Your task is to restate the data word for word.

Dataset rows
------------------------------------------------------------------------
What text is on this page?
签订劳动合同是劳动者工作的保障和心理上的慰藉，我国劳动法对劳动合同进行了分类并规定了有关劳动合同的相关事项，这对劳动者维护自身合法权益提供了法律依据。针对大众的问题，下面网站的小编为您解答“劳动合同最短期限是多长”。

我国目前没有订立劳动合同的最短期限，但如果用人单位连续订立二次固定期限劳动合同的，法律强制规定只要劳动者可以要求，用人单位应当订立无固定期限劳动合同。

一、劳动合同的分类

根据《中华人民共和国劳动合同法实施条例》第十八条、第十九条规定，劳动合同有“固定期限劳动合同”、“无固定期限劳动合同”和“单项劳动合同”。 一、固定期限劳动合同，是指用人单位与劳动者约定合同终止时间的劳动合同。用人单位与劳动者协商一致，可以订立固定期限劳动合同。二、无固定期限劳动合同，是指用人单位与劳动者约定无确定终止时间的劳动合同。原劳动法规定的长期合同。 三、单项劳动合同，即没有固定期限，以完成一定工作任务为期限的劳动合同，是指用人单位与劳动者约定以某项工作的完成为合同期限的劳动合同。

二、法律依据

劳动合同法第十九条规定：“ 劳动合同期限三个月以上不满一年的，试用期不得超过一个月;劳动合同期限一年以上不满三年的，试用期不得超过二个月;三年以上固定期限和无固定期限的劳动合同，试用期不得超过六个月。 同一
------------------------------------------------------------------------
:: Problem solution ::
What text is on this page?
签订劳动合同是劳动者工作的保障和心理上的慰藉，我国劳动法对劳动合同进行了分类并规定了有关劳动合同的相关事项，这对劳动者维护自身合法权益提供了法律依据。针对大众的问题，下面网站的小编为您解答“劳动合同最短期限是多长”。

我国目前没有订立劳动合同的最短期限，但如果用人单位连续订立二次固定期限劳动合同的，法律强制规定只要劳动者可以要求，用人单位应当订立无固定期限劳动合同。

一、劳动合同的分类

根据《中华人民共和国劳动合同法实施条例》第十八条、第十九条规定，劳动合同有“固定期限劳动合同”、“无固定期限劳动合同”和“单项劳动合同”。 一、固定期限劳动合同，是指用人单位与劳动者约定合同终止时间的劳动合同。用人单位与劳动者协商一致，可以订立固定期限劳动合同。二、无固定期限劳动合同，是指用人单位与劳动者约定无确定终止时间的劳动合同。原劳动法规定的长期合同。 三、单项劳动合同，即没有固定期限，以完成一定工作任务为期限的劳动合同，是指用人单位与劳动者约定以某项工作的完成为合同期限的劳动合同。

二、法律依据

劳动合同法第十九条规定：“ 劳动合同期限三个月以上不满一年的，试用期不得超过一个月;劳动合同期限一年以上不满三年的，试用期不得超过二个月;三年以上固定期限和无固定期限的劳动合同，试用期不得超过六个月。 同一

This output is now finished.